------ Passage provided ------

Our dining table has suffered the ravages of family life for 20 years or
so and the top has quite a few dings and scratches. It's not
particularly valuable but the finish is very attractive so I'd prefer to
try to repair the scratches and refinish it - any suggestions about
where to get the necessary info?
On 16/01/2011 17:23, Mungo "Two Sheds" Toadfoot wrote:
Yup - I use it all the time. There's a huge amount of info and no way to
filter good from bad. I was hoping for some suggestions based on
personal practical experience (I admit I could have worded the question
Mungo "Two Sheds" Toadfoot ( firstname.lastname@example.org) wibbled on Sunday 16
January 2011 18:52:
Yep - I have leant more about wood routing that I could ever do from a book
- my mode of learning is to watch something in action. It also makes a lot
of helpful information put out here fall into context better IME.
On 16/01/2011 18:52, Mungo "Two Sheds" Toadfoot wrote:
Surprisingly I hadn't thought of Youtube - good idea!
Sadly, having stumbled over a very nice mango-wood table/chairs while
looking for something else I'm now getting tempted to replace rather
NoSpam ( email@example.com) wibbled on Sunday 16 January 2011 16:09:
Solid mahogany? Or veneer?
I got a long long with some *very* mild sanding of an oak veneered leaf
dining table I got for 25 quid (the danger was going through the veneer).
If solid, you can obviously take more off.
As to the scratches - will they sand out, do you want to fill them or even
leave them as a "feature of antiquity" (it's not as daft as it sounds).
For filling - wait for someone else. There are certainly magic compounds but
I know not what to recommend.
What sort of finish are you after? Again, there are many choices, including:
a) Plain waxing (again, wait for someone to recommend the best) - not so
robust but trivial to repolish from time to time once the base wax is
established. Hardwood lab benches lasted for decades of abject chemical and
heat abuse by being waxed often. Howver, if you want a "pristine" look, a
waxed finish may mark quickly with spilt liquid or heat.
b) Oils of various sorts.
c) Varnish. Personally if going down this route, I wouldn't use polyurethane
- but rather something like Rustins "Bar Top" which has been recommended
here many times. Not so easy to apply but supposed to be the most bastard
hardwaring finish available.
d) "Treatex" which is a proprietary blend of oils and waxes. I like it where
I want a non polished "real wood" look and feel (I used it on all my oak
skiting and architrave) - couple of coats leave the wood texture still
feelable but offers some protection. Easy to rag another coat on later. Not
likely to give you a traditional polished look.
Veneer - with some very nice figuring (it was a few hundred squid about
25 years ago
I guess some will go with refinishing, a few ill need filling and the
rest can become a "feechur"
At the moment I think it's lacquered - it looks too good to be 25 year
Having done a little investigation it seems that I would have to get
"all" the lacquer off if I was going to varnish or oil it - maybe that
will turn-out to be a piece of sandpaper too far. I've just seen some
very nice (and some not-so-nice) mango-wood furniture and the flexible
friend is tempting me to splash out :-(
Thanks for the info.
I have done a couple of restoration jobs recently... one was a kitchen
table, which was solid wood. The other was a Victorian music cabinet
with mahogany veneer.

------

** Instruction 1 **
List every finish option offered in the thread on refinishing a dining table.
** Instruction 2 **
According to the thread on refinishing a dining table, what was paid for the oak veneered leaf dining table?
** Instruction 3 **
Carry on the thread on refinishing a dining table from its last sentence.
The material after this thread on refinishing a dining table has no connection to it.

------ Material ------

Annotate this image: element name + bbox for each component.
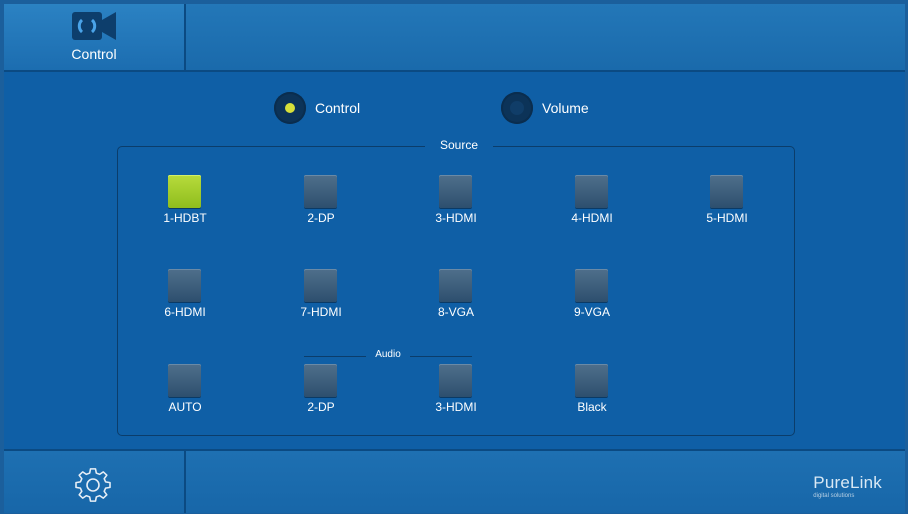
source-button-label: 9-VGA bbox=[573, 305, 610, 319]
mode-control-radio[interactable]: Control bbox=[274, 91, 360, 125]
source-button-label: 6-HDMI bbox=[164, 305, 206, 319]
source-button-indicator[interactable] bbox=[710, 175, 743, 208]
audio-divider-left bbox=[304, 356, 366, 357]
audio-button-3-hdmi[interactable]: 3-HDMI bbox=[401, 364, 511, 418]
source-button-9-vga[interactable]: 9-VGA bbox=[537, 269, 647, 323]
source-button-5-hdmi[interactable]: 5-HDMI bbox=[672, 175, 782, 229]
source-button-label: 2-DP bbox=[307, 211, 335, 225]
source-button-label: 8-VGA bbox=[437, 305, 474, 319]
audio-button-label: 2-DP bbox=[307, 400, 335, 414]
source-button-label: 1-HDBT bbox=[163, 211, 207, 225]
black-button-indicator[interactable] bbox=[575, 364, 608, 397]
source-button-7-hdmi[interactable]: 7-HDMI bbox=[266, 269, 376, 323]
source-button-indicator[interactable] bbox=[575, 269, 608, 302]
source-button-1-hdbt[interactable]: 1-HDBT bbox=[130, 175, 240, 229]
source-legend: Source bbox=[425, 138, 493, 152]
audio-button-indicator[interactable] bbox=[439, 364, 472, 397]
bottom-bar: PureLink digital solutions bbox=[4, 449, 905, 513]
source-button-indicator[interactable] bbox=[168, 269, 201, 302]
audio-button-indicator[interactable] bbox=[168, 364, 201, 397]
camera-sync-icon bbox=[72, 12, 116, 40]
top-bar: Control bbox=[4, 4, 905, 72]
tab-control[interactable]: Control bbox=[4, 4, 186, 70]
settings-button[interactable] bbox=[4, 451, 186, 513]
source-button-label: 5-HDMI bbox=[706, 211, 748, 225]
mode-control-label: Control bbox=[315, 100, 361, 116]
source-button-indicator[interactable] bbox=[575, 175, 608, 208]
source-button-6-hdmi[interactable]: 6-HDMI bbox=[130, 269, 240, 323]
audio-divider-right bbox=[410, 356, 472, 357]
audio-button-indicator[interactable] bbox=[304, 364, 337, 397]
source-button-indicator[interactable] bbox=[168, 175, 201, 208]
source-button-4-hdmi[interactable]: 4-HDMI bbox=[537, 175, 647, 229]
audio-button-2-dp[interactable]: 2-DP bbox=[266, 364, 376, 418]
brand-tagline: digital solutions bbox=[813, 493, 855, 499]
black-button-label: Black bbox=[577, 400, 607, 414]
touch-panel: Control Control Volume Source 1-HDBT 2-D… bbox=[4, 4, 905, 513]
source-button-label: 4-HDMI bbox=[571, 211, 613, 225]
brand-logo: PureLink digital solutions bbox=[813, 473, 882, 499]
source-button-indicator[interactable] bbox=[304, 269, 337, 302]
source-button-3-hdmi[interactable]: 3-HDMI bbox=[401, 175, 511, 229]
radio-control[interactable] bbox=[274, 92, 306, 124]
audio-button-label: AUTO bbox=[168, 400, 202, 414]
source-button-indicator[interactable] bbox=[439, 269, 472, 302]
source-button-indicator[interactable] bbox=[304, 175, 337, 208]
mode-volume-label: Volume bbox=[542, 100, 589, 116]
tab-control-label: Control bbox=[71, 46, 117, 62]
source-button-label: 7-HDMI bbox=[300, 305, 342, 319]
black-button[interactable]: Black bbox=[537, 364, 647, 418]
source-button-label: 3-HDMI bbox=[435, 211, 477, 225]
audio-button-label: 3-HDMI bbox=[435, 400, 477, 414]
source-button-8-vga[interactable]: 8-VGA bbox=[401, 269, 511, 323]
radio-volume[interactable] bbox=[501, 92, 533, 124]
source-button-indicator[interactable] bbox=[439, 175, 472, 208]
radio-unselected-dot bbox=[510, 101, 524, 115]
audio-label: Audio bbox=[375, 349, 401, 360]
mode-volume-radio[interactable]: Volume bbox=[501, 91, 589, 125]
audio-button-auto[interactable]: AUTO bbox=[130, 364, 240, 418]
gear-icon[interactable] bbox=[75, 468, 111, 504]
source-button-2-dp[interactable]: 2-DP bbox=[266, 175, 376, 229]
brand-name: PureLink bbox=[813, 473, 882, 492]
radio-selected-dot bbox=[285, 103, 295, 113]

------

** Exercise answer 1 **
Plain waxing
Oils of various sorts
Varnish, such as Rustins "Bar Top"
"Treatex," a proprietary blend of oils and waxes

** Exercise answer 2 **
25 quid.

** Exercise answer 3 **
The former I attacked with a belt sander to take it down to bare wood,
and then though a couple of grades of paper on a random orbit sander to
finish it. The table top was made from several planks, and the original
detail had a little decorative groove effect at the joint of each plank.
Needless to say these were a bit of a pain on a table used for eating,
since the grooves would collect crumbs etc. Hence many years ago someone
had made a stab at filling them with something unsuitable (probably
polyfilla!) prior to its last refinishing, so to tidy that up, I routed
a neat square edged rebate into top where each "groove" was, and inlaid
a strip of contrasting wood. The table wanted a fairly bullet proof
finish, so I gave it three coats of SF clear yacht varnish to finish it,
and that came up rather nicely.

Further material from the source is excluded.